Read the entries below and pull out each line with the string "SeniorCitizen".

**Data provided:**
######
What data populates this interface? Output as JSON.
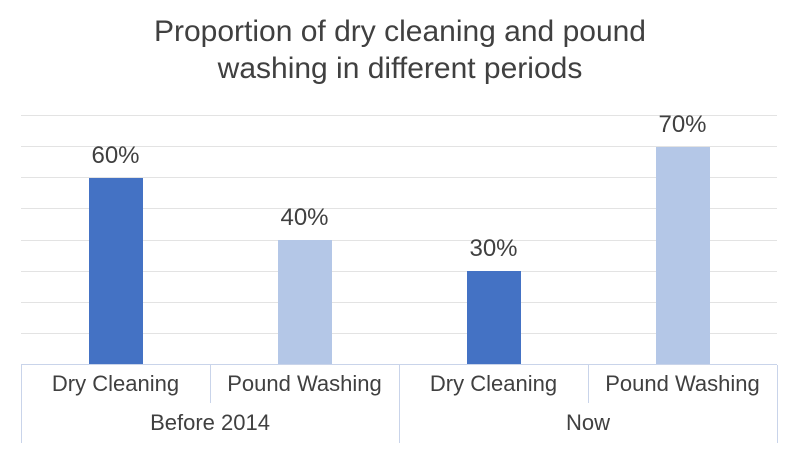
{
  "title": {
    "line1": "Proportion of dry cleaning and pound",
    "line2": "washing in different periods"
  },
  "colors": {
    "bar_dark_blue": "#4472c4",
    "bar_light_blue": "#b4c7e7",
    "text": "#404040",
    "gridline": "#e3e3e3",
    "axis_line": "#c9d4ea",
    "background": "#ffffff"
  },
  "chart_data": {
    "type": "bar",
    "title": "Proportion of dry cleaning and pound washing in different periods",
    "groups": [
      "Before 2014",
      "Now"
    ],
    "categories": [
      "Dry Cleaning",
      "Pound Washing",
      "Dry Cleaning",
      "Pound Washing"
    ],
    "points": [
      {
        "group": "Before 2014",
        "category": "Dry Cleaning",
        "value": 60,
        "label": "60%",
        "color": "#4472c4"
      },
      {
        "group": "Before 2014",
        "category": "Pound Washing",
        "value": 40,
        "label": "40%",
        "color": "#b4c7e7"
      },
      {
        "group": "Now",
        "category": "Dry Cleaning",
        "value": 30,
        "label": "30%",
        "color": "#4472c4"
      },
      {
        "group": "Now",
        "category": "Pound Washing",
        "value": 70,
        "label": "70%",
        "color": "#b4c7e7"
      }
    ],
    "xlabel": "",
    "ylabel": "",
    "ylim": [
      0,
      80
    ],
    "gridline_step": 10,
    "y_tick_labels_visible": false,
    "grid": true,
    "legend": "none",
    "data_labels_visible": true
  }
}
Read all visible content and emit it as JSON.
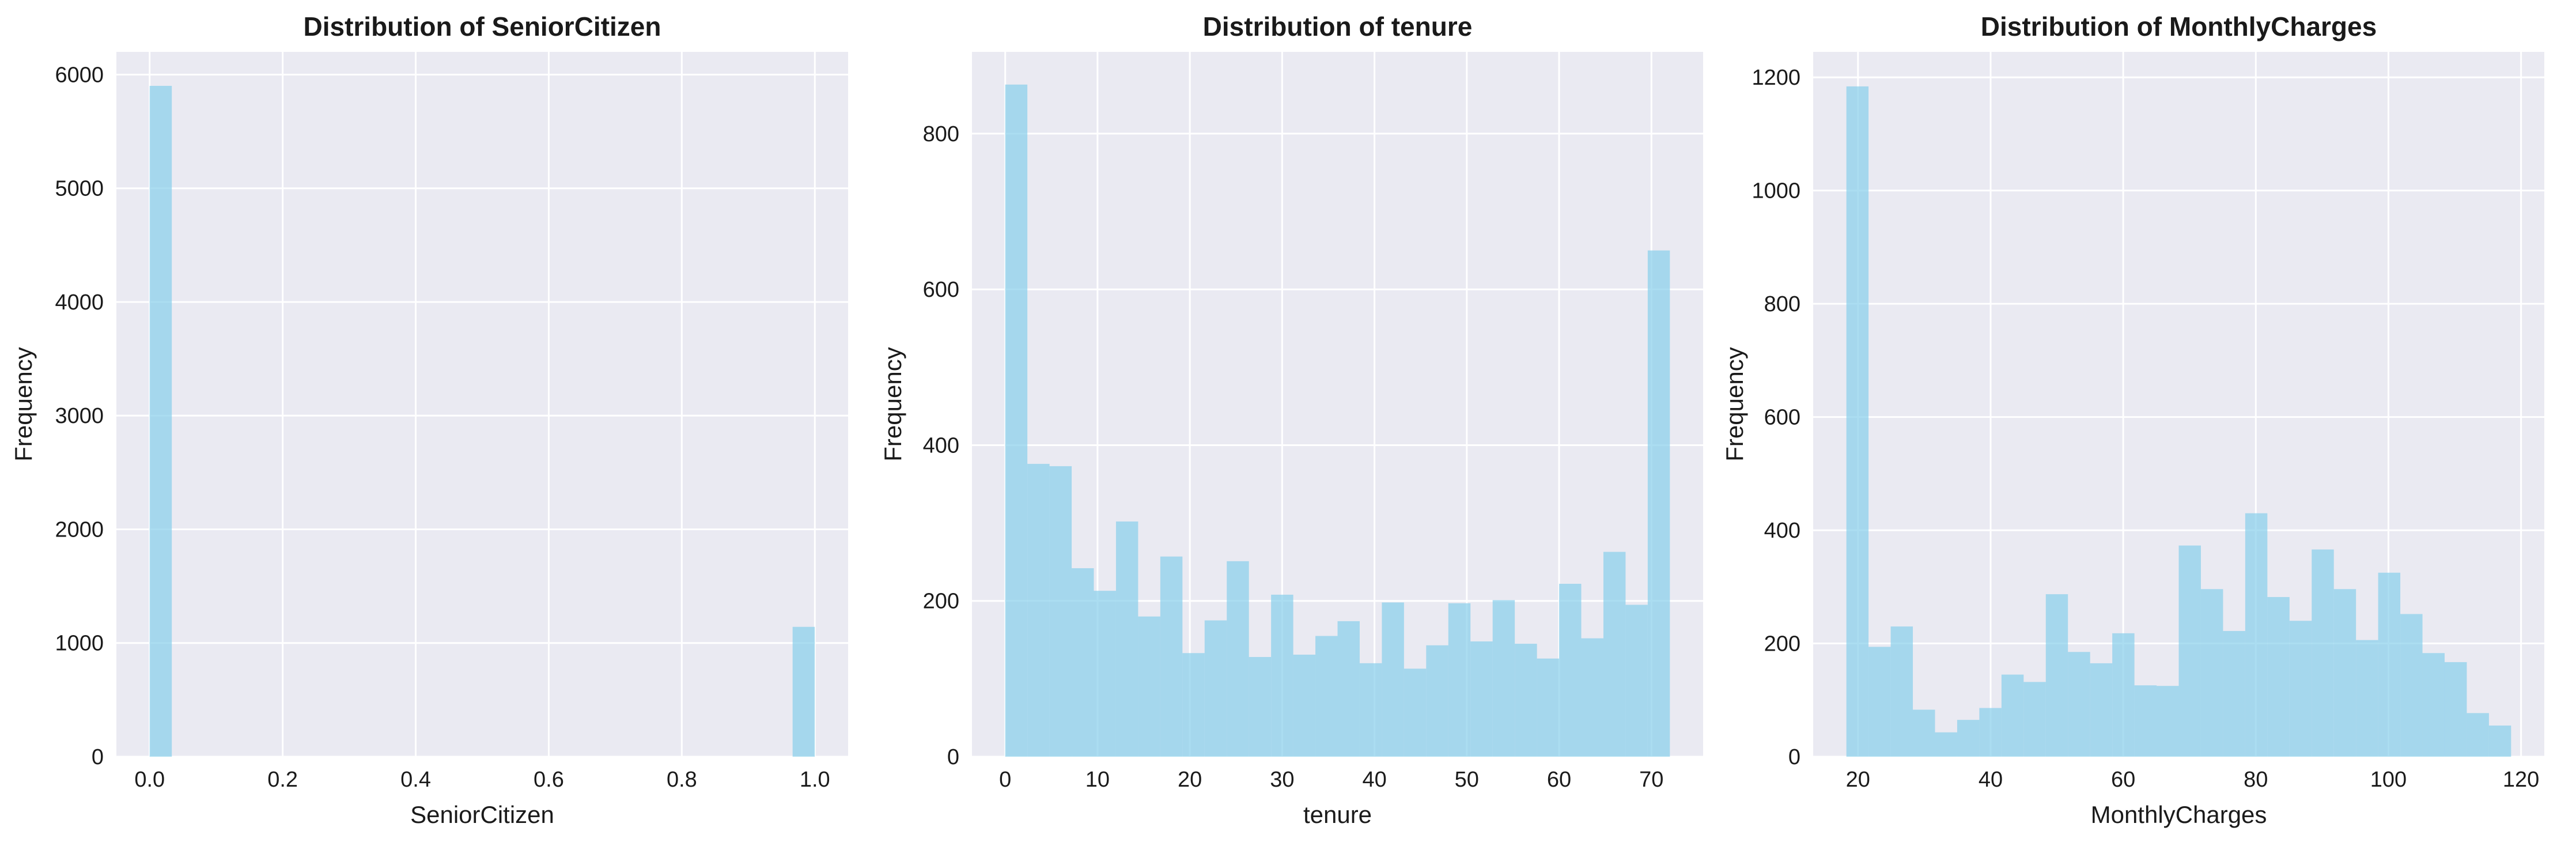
{
  "chart_data": [
    {
      "type": "bar",
      "title": "Distribution of SeniorCitizen",
      "xlabel": "SeniorCitizen",
      "ylabel": "Frequency",
      "xlim": [
        -0.05,
        1.05
      ],
      "ylim": [
        0,
        6200
      ],
      "xticks": [
        0.0,
        0.2,
        0.4,
        0.6,
        0.8,
        1.0
      ],
      "xtick_labels": [
        "0.0",
        "0.2",
        "0.4",
        "0.6",
        "0.8",
        "1.0"
      ],
      "yticks": [
        0,
        1000,
        2000,
        3000,
        4000,
        5000,
        6000
      ],
      "ytick_labels": [
        "0",
        "1000",
        "2000",
        "3000",
        "4000",
        "5000",
        "6000"
      ],
      "bin_start": 0.0,
      "bin_width": 0.03333,
      "values": [
        5901,
        0,
        0,
        0,
        0,
        0,
        0,
        0,
        0,
        0,
        0,
        0,
        0,
        0,
        0,
        0,
        0,
        0,
        0,
        0,
        0,
        0,
        0,
        0,
        0,
        0,
        0,
        0,
        0,
        1142
      ],
      "grid": true,
      "color": "#87ceeb"
    },
    {
      "type": "bar",
      "title": "Distribution of tenure",
      "xlabel": "tenure",
      "ylabel": "Frequency",
      "xlim": [
        -3.6,
        75.6
      ],
      "ylim": [
        0,
        905
      ],
      "xticks": [
        0,
        10,
        20,
        30,
        40,
        50,
        60,
        70
      ],
      "xtick_labels": [
        "0",
        "10",
        "20",
        "30",
        "40",
        "50",
        "60",
        "70"
      ],
      "yticks": [
        0,
        200,
        400,
        600,
        800
      ],
      "ytick_labels": [
        "0",
        "200",
        "400",
        "600",
        "800"
      ],
      "bin_start": 0,
      "bin_width": 2.4,
      "values": [
        863,
        376,
        373,
        242,
        213,
        302,
        180,
        257,
        133,
        175,
        251,
        128,
        208,
        131,
        155,
        174,
        120,
        198,
        113,
        143,
        197,
        148,
        201,
        145,
        126,
        222,
        152,
        263,
        195,
        650
      ],
      "grid": true,
      "color": "#87ceeb"
    },
    {
      "type": "bar",
      "title": "Distribution of MonthlyCharges",
      "xlabel": "MonthlyCharges",
      "ylabel": "Frequency",
      "xlim": [
        13.24,
        123.51
      ],
      "ylim": [
        0,
        1245
      ],
      "xticks": [
        20,
        40,
        60,
        80,
        100,
        120
      ],
      "xtick_labels": [
        "20",
        "40",
        "60",
        "80",
        "100",
        "120"
      ],
      "yticks": [
        0,
        200,
        400,
        600,
        800,
        1000,
        1200
      ],
      "ytick_labels": [
        "0",
        "200",
        "400",
        "600",
        "800",
        "1000",
        "1200"
      ],
      "bin_start": 18.25,
      "bin_width": 3.3417,
      "values": [
        1184,
        194,
        230,
        83,
        43,
        65,
        86,
        145,
        132,
        287,
        185,
        165,
        218,
        126,
        125,
        373,
        296,
        222,
        430,
        282,
        240,
        366,
        296,
        206,
        325,
        252,
        183,
        167,
        77,
        55
      ],
      "grid": true,
      "color": "#87ceeb"
    }
  ]
}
######
**The output:**
      "title": "Distribution of SeniorCitizen",
      "xlabel": "SeniorCitizen",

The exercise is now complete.